The task: Omit the pictures, please, and give each record below again exactly.
===== Given data =====
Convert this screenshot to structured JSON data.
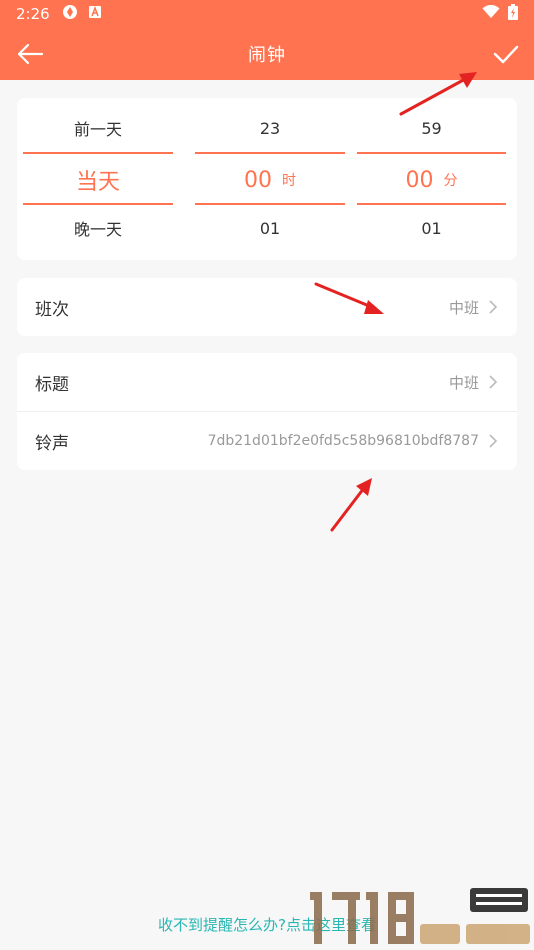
{
  "status_bar": {
    "time": "2:26"
  },
  "app_bar": {
    "title": "闹钟"
  },
  "picker": {
    "day": {
      "prev": "前一天",
      "current": "当天",
      "next": "晚一天"
    },
    "hour": {
      "prev": "23",
      "current": "00",
      "next": "01",
      "unit": "时"
    },
    "minute": {
      "prev": "59",
      "current": "00",
      "next": "01",
      "unit": "分"
    }
  },
  "shift_row": {
    "label": "班次",
    "value": "中班"
  },
  "title_row": {
    "label": "标题",
    "value": "中班"
  },
  "ringtone_row": {
    "label": "铃声",
    "value": "7db21d01bf2e0fd5c58b96810bdf8787"
  },
  "help_link": {
    "text": "收不到提醒怎么办?点击这里查看"
  },
  "colors": {
    "accent": "#ff7350",
    "link": "#2ab7b3",
    "annotation_arrow": "#e52222"
  }
}
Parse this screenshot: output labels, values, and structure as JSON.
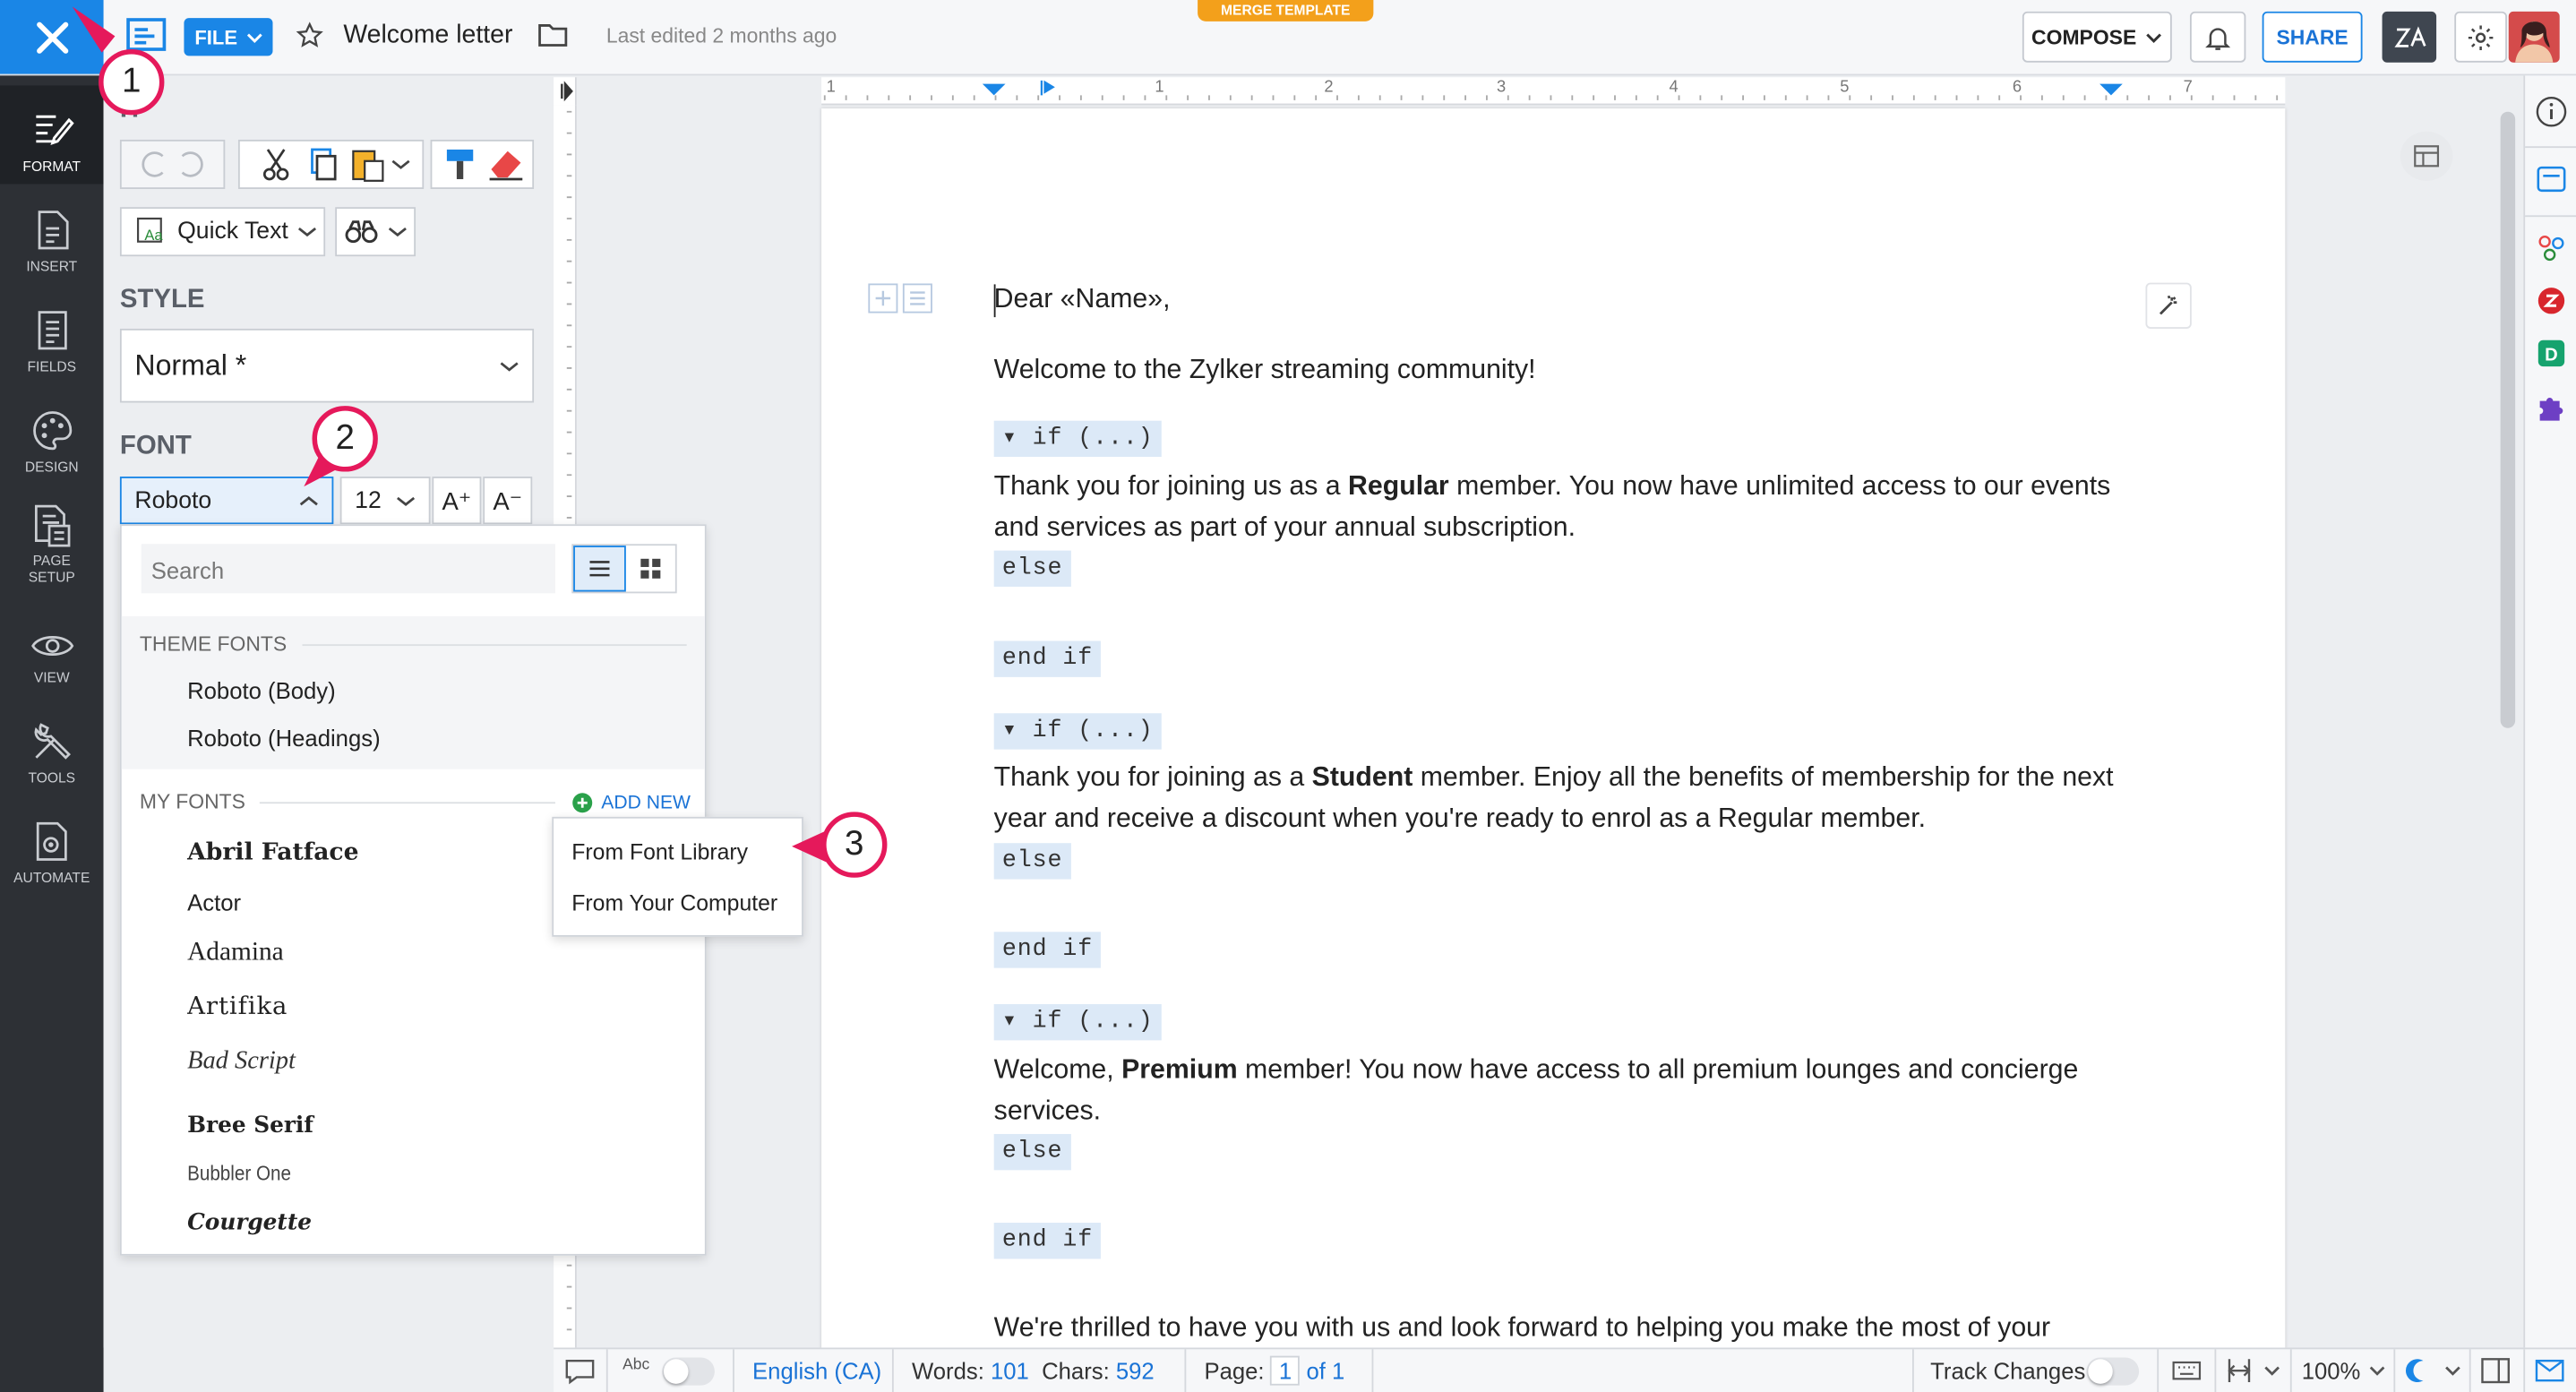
{
  "app": {
    "document_title": "Welcome letter",
    "last_edited": "Last edited 2 months ago",
    "mode_badge": "MERGE TEMPLATE",
    "file_label": "FILE",
    "compose_label": "COMPOSE",
    "share_label": "SHARE",
    "brand_colors": {
      "primary": "#1a86e6",
      "badge": "#f3a01b",
      "annotation": "#e5195b"
    }
  },
  "rail": {
    "items": [
      {
        "label": "FORMAT",
        "icon": "format-icon",
        "active": true
      },
      {
        "label": "INSERT",
        "icon": "insert-icon"
      },
      {
        "label": "FIELDS",
        "icon": "fields-icon"
      },
      {
        "label": "DESIGN",
        "icon": "palette-icon"
      },
      {
        "label": "PAGE\nSETUP",
        "label_line1": "PAGE",
        "label_line2": "SETUP",
        "icon": "page-setup-icon"
      },
      {
        "label": "VIEW",
        "icon": "eye-icon"
      },
      {
        "label": "TOOLS",
        "icon": "tools-icon"
      },
      {
        "label": "AUTOMATE",
        "icon": "automate-icon"
      }
    ]
  },
  "panel": {
    "edit_heading_partial": "IT",
    "quick_text_label": "Quick Text",
    "style_heading": "STYLE",
    "style_value": "Normal *",
    "font_heading": "FONT",
    "font_value": "Roboto",
    "font_size": "12",
    "increase_font_glyph": "A⁺",
    "decrease_font_glyph": "A⁻"
  },
  "font_dropdown": {
    "search_placeholder": "Search",
    "theme_fonts_heading": "THEME FONTS",
    "theme_fonts": [
      "Roboto (Body)",
      "Roboto (Headings)"
    ],
    "my_fonts_heading": "MY FONTS",
    "add_new_label": "ADD NEW",
    "my_fonts": [
      "Abril Fatface",
      "Actor",
      "Adamina",
      "Artifika",
      "Bad Script",
      "Bree Serif",
      "Bubbler One",
      "Courgette"
    ],
    "add_new_menu": [
      "From Font Library",
      "From Your Computer"
    ]
  },
  "annotations": [
    "1",
    "2",
    "3"
  ],
  "ruler": {
    "numbers": [
      "1",
      "1",
      "2",
      "3",
      "4",
      "5",
      "6",
      "7"
    ]
  },
  "document": {
    "greeting": "Dear «Name»,",
    "intro": "Welcome to the Zylker streaming community!",
    "if_label": "if (...)",
    "else_label": "else",
    "end_if_label": "end if",
    "block1_pre": "Thank you for joining us as a ",
    "block1_bold": "Regular",
    "block1_post": " member. You now have unlimited access to our events and services as part of your annual subscription.",
    "block2_pre": "Thank you for joining as a ",
    "block2_bold": "Student",
    "block2_post": " member. Enjoy all the benefits of membership for the next year and receive a discount when you're ready to enrol as a Regular member.",
    "block3_pre": "Welcome, ",
    "block3_bold": "Premium",
    "block3_post": " member! You now have access to all premium lounges and concierge services.",
    "closing_partial": "We're thrilled to have you with us and look forward to helping you make the most of your"
  },
  "status": {
    "language": "English (CA)",
    "words_label": "Words:",
    "words_value": "101",
    "chars_label": "Chars:",
    "chars_value": "592",
    "page_label": "Page:",
    "page_value": "1",
    "page_of": "of 1",
    "track_changes_label": "Track Changes",
    "zoom": "100%"
  }
}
=====
Problem solution:
Convert this screenshot to structured JSON data.
{
  "status_bar": {
    "time": "2:26"
  },
  "app_bar": {
    "title": "闹钟"
  },
  "picker": {
    "day": {
      "prev": "前一天",
      "current": "当天",
      "next": "晚一天"
    },
    "hour": {
      "prev": "23",
      "current": "00",
      "next": "01",
      "unit": "时"
    },
    "minute": {
      "prev": "59",
      "current": "00",
      "next": "01",
      "unit": "分"
    }
  },
  "shift_row": {
    "label": "班次",
    "value": "中班"
  },
  "title_row": {
    "label": "标题",
    "value": "中班"
  },
  "ringtone_row": {
    "label": "铃声",
    "value": "7db21d01bf2e0fd5c58b96810bdf8787"
  },
  "help_link": {
    "text": "收不到提醒怎么办?点击这里查看"
  },
  "colors": {
    "accent": "#ff7350",
    "link": "#2ab7b3",
    "annotation_arrow": "#e52222"
  }
}
Parse this screenshot: output labels, values, and structure as JSON.
{
  "app": {
    "document_title": "Welcome letter",
    "last_edited": "Last edited 2 months ago",
    "mode_badge": "MERGE TEMPLATE",
    "file_label": "FILE",
    "compose_label": "COMPOSE",
    "share_label": "SHARE",
    "brand_colors": {
      "primary": "#1a86e6",
      "badge": "#f3a01b",
      "annotation": "#e5195b"
    }
  },
  "rail": {
    "items": [
      {
        "label": "FORMAT",
        "icon": "format-icon",
        "active": true
      },
      {
        "label": "INSERT",
        "icon": "insert-icon"
      },
      {
        "label": "FIELDS",
        "icon": "fields-icon"
      },
      {
        "label": "DESIGN",
        "icon": "palette-icon"
      },
      {
        "label": "PAGE\nSETUP",
        "label_line1": "PAGE",
        "label_line2": "SETUP",
        "icon": "page-setup-icon"
      },
      {
        "label": "VIEW",
        "icon": "eye-icon"
      },
      {
        "label": "TOOLS",
        "icon": "tools-icon"
      },
      {
        "label": "AUTOMATE",
        "icon": "automate-icon"
      }
    ]
  },
  "panel": {
    "edit_heading_partial": "IT",
    "quick_text_label": "Quick Text",
    "style_heading": "STYLE",
    "style_value": "Normal *",
    "font_heading": "FONT",
    "font_value": "Roboto",
    "font_size": "12",
    "increase_font_glyph": "A⁺",
    "decrease_font_glyph": "A⁻"
  },
  "font_dropdown": {
    "search_placeholder": "Search",
    "theme_fonts_heading": "THEME FONTS",
    "theme_fonts": [
      "Roboto (Body)",
      "Roboto (Headings)"
    ],
    "my_fonts_heading": "MY FONTS",
    "add_new_label": "ADD NEW",
    "my_fonts": [
      "Abril Fatface",
      "Actor",
      "Adamina",
      "Artifika",
      "Bad Script",
      "Bree Serif",
      "Bubbler One",
      "Courgette"
    ],
    "add_new_menu": [
      "From Font Library",
      "From Your Computer"
    ]
  },
  "annotations": [
    "1",
    "2",
    "3"
  ],
  "ruler": {
    "numbers": [
      "1",
      "1",
      "2",
      "3",
      "4",
      "5",
      "6",
      "7"
    ]
  },
  "document": {
    "greeting": "Dear «Name»,",
    "intro": "Welcome to the Zylker streaming community!",
    "if_label": "if (...)",
    "else_label": "else",
    "end_if_label": "end if",
    "block1_pre": "Thank you for joining us as a ",
    "block1_bold": "Regular",
    "block1_post": " member. You now have unlimited access to our events and services as part of your annual subscription.",
    "block2_pre": "Thank you for joining as a ",
    "block2_bold": "Student",
    "block2_post": " member. Enjoy all the benefits of membership for the next year and receive a discount when you're ready to enrol as a Regular member.",
    "block3_pre": "Welcome, ",
    "block3_bold": "Premium",
    "block3_post": " member! You now have access to all premium lounges and concierge services.",
    "closing_partial": "We're thrilled to have you with us and look forward to helping you make the most of your"
  },
  "status": {
    "language": "English (CA)",
    "words_label": "Words:",
    "words_value": "101",
    "chars_label": "Chars:",
    "chars_value": "592",
    "page_label": "Page:",
    "page_value": "1",
    "page_of": "of 1",
    "track_changes_label": "Track Changes",
    "zoom": "100%"
  }
}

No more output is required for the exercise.